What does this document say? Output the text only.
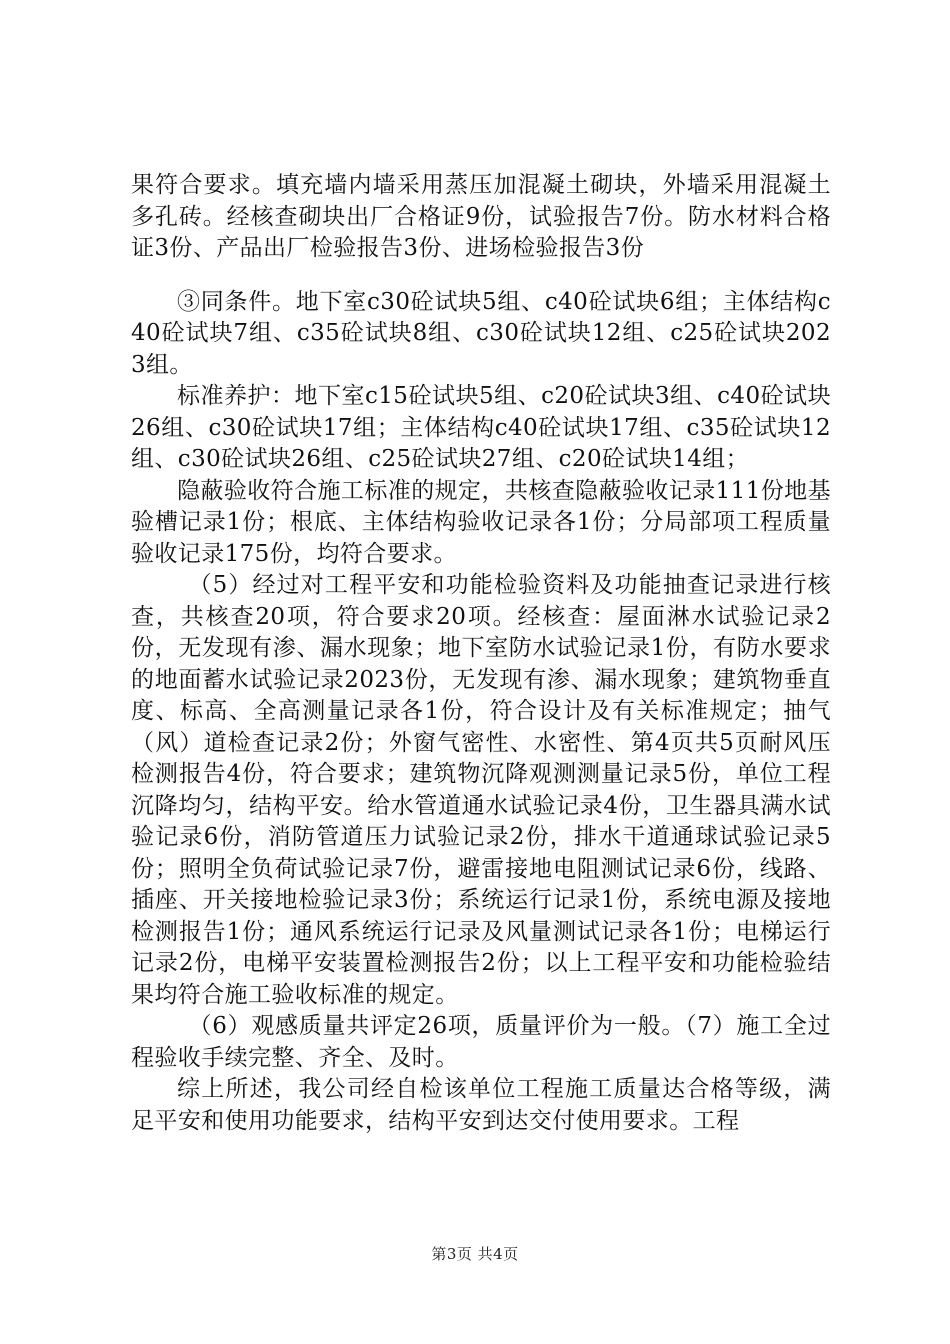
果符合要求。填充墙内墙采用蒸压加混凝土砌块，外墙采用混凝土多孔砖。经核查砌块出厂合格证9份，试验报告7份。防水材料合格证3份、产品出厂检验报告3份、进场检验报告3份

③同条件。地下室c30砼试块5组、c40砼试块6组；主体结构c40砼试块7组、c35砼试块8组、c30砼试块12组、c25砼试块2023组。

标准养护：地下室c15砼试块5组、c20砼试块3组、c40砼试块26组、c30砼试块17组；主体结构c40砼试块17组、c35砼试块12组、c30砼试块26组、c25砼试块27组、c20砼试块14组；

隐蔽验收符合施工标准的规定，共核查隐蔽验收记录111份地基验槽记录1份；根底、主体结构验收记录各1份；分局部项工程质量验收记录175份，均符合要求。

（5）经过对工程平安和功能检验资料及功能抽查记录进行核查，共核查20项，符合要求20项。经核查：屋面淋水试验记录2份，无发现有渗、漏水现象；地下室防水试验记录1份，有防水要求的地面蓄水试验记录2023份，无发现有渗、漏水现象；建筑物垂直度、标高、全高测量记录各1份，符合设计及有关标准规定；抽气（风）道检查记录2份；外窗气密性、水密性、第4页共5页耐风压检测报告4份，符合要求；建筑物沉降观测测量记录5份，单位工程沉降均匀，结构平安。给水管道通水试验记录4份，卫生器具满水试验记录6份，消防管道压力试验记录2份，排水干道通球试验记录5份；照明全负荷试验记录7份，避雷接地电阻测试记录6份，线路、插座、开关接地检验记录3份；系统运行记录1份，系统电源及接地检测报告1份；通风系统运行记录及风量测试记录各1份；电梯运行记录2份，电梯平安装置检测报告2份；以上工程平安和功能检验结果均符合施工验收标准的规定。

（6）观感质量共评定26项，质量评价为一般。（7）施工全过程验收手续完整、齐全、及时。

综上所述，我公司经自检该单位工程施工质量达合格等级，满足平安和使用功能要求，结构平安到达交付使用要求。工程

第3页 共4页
* * *
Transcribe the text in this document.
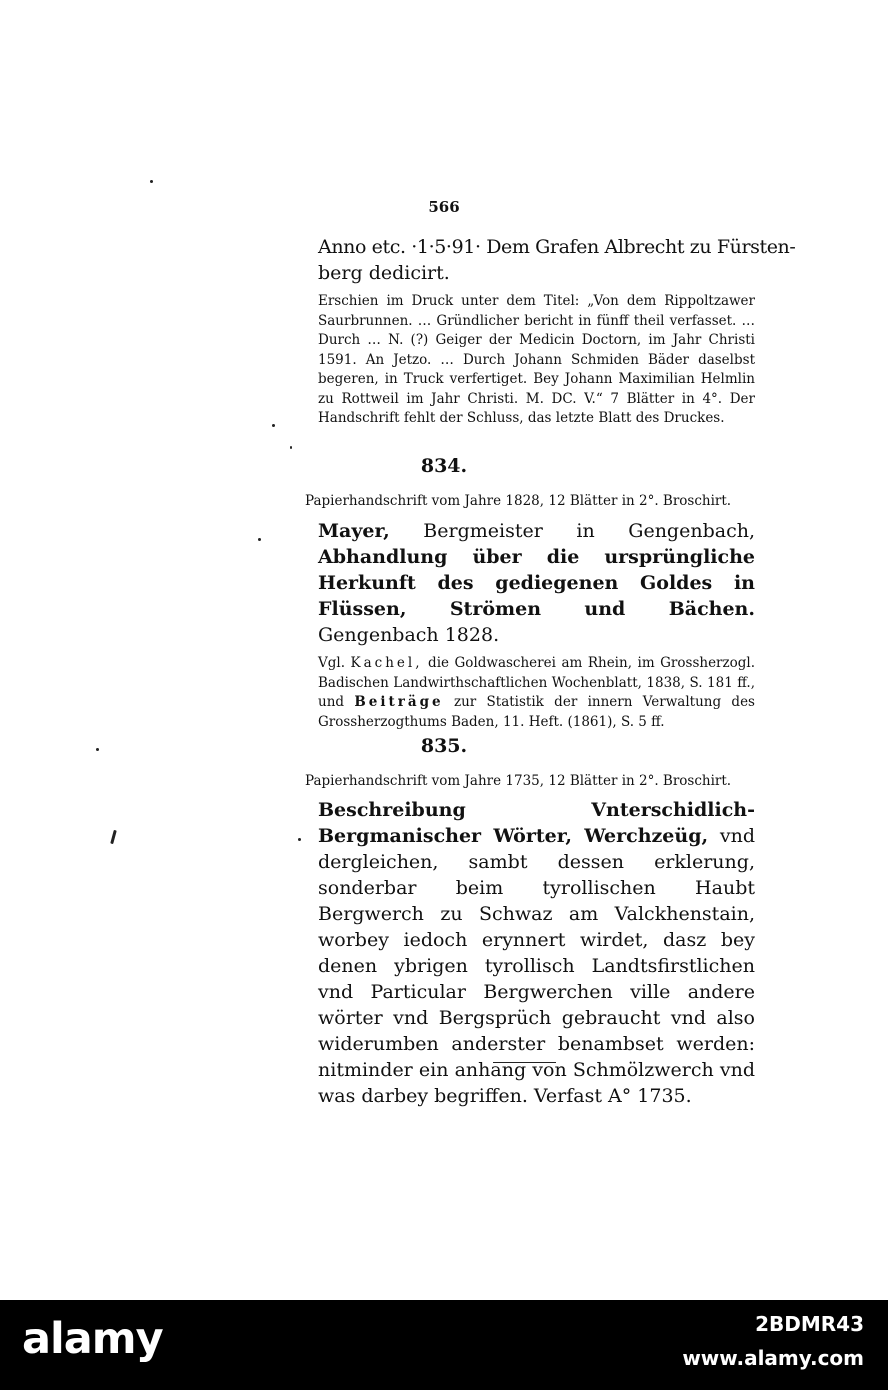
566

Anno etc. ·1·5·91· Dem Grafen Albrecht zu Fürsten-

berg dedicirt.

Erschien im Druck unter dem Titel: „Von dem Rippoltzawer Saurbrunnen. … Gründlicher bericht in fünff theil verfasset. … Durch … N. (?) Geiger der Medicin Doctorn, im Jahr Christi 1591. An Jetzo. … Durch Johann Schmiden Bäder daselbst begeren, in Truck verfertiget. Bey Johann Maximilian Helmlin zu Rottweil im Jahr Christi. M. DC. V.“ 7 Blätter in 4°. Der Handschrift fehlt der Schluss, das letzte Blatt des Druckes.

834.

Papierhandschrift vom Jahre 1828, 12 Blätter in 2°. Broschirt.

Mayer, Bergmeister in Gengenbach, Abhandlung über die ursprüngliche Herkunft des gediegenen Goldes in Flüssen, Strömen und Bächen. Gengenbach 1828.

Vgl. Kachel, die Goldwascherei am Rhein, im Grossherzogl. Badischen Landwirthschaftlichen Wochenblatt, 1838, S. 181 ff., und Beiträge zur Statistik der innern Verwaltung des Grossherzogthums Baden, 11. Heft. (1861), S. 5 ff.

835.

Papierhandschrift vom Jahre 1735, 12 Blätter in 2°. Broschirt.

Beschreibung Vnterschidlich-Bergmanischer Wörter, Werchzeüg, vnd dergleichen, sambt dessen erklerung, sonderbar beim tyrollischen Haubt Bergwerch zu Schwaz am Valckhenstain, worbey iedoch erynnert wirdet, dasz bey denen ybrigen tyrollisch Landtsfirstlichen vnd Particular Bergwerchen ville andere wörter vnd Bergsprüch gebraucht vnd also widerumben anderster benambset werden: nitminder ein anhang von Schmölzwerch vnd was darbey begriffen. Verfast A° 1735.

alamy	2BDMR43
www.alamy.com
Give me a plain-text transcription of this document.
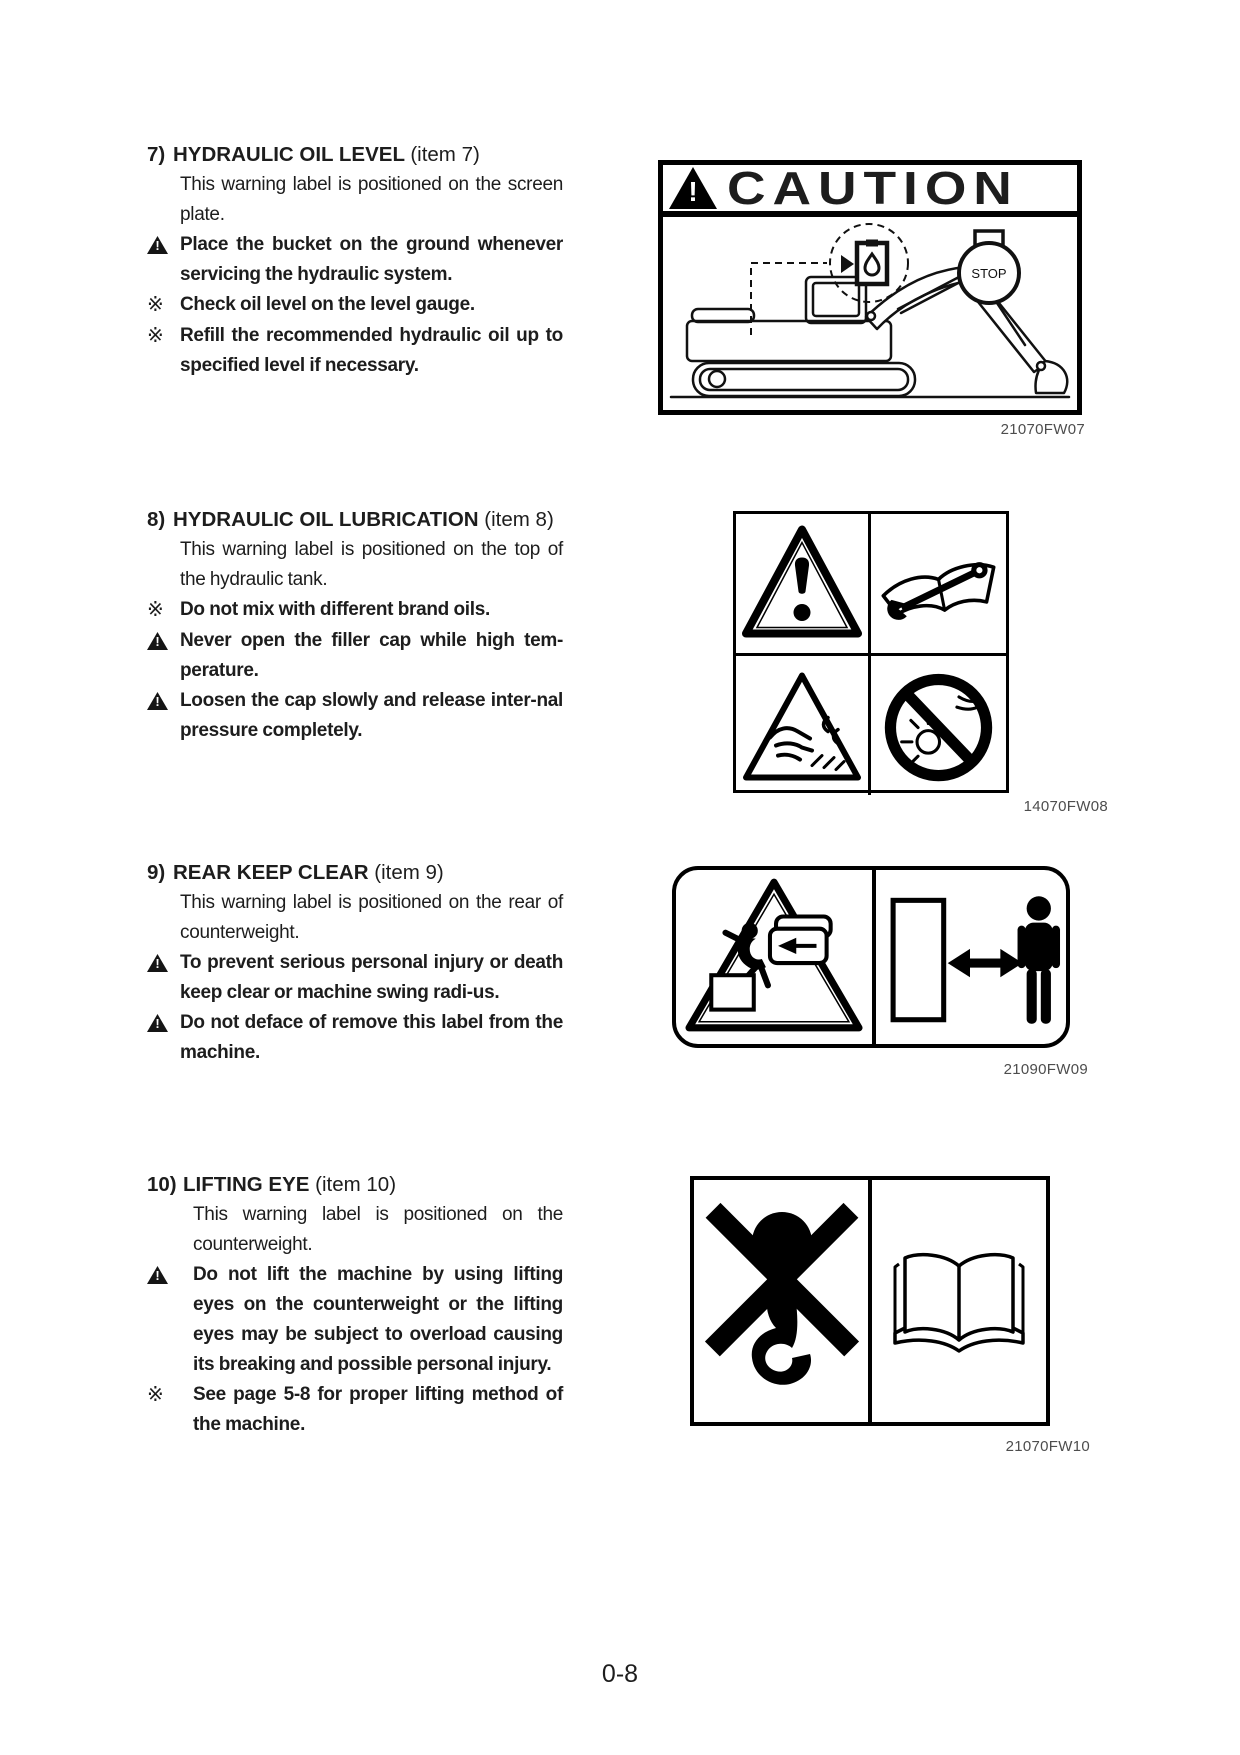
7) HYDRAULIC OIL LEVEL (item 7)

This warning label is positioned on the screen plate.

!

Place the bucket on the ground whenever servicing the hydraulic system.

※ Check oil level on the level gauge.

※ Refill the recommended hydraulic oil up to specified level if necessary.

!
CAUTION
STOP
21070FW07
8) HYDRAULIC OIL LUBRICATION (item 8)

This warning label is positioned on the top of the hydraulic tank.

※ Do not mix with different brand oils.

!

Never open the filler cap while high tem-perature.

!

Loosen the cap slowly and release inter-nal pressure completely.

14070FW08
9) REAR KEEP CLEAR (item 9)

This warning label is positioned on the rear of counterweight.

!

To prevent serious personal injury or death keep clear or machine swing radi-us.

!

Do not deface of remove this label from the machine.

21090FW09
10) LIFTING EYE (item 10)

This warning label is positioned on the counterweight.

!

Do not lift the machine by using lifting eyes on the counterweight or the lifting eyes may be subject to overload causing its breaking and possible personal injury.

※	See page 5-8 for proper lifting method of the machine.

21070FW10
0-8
==
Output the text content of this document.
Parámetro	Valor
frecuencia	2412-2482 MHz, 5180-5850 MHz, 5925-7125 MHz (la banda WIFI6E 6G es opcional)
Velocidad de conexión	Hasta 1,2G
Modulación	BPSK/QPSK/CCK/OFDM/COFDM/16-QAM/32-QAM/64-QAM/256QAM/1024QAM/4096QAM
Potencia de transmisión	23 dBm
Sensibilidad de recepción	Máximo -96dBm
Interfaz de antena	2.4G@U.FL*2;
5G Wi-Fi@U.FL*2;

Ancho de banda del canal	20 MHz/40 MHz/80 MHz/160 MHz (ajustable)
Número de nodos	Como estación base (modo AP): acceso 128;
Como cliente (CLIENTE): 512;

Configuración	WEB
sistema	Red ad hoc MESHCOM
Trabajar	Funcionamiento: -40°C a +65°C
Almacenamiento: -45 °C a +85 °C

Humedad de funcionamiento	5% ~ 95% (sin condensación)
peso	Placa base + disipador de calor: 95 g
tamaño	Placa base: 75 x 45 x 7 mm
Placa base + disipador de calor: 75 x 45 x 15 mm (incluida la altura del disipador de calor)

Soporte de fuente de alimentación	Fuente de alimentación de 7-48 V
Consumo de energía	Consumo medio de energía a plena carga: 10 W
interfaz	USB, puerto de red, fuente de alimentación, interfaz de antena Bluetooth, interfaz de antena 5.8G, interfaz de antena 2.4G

_WHAT YOU SHOULD DO:_ Count every line of the records that holds "calor". State the number, nothing else.

_SOLUTION TO THIS EXERCISE:_ 2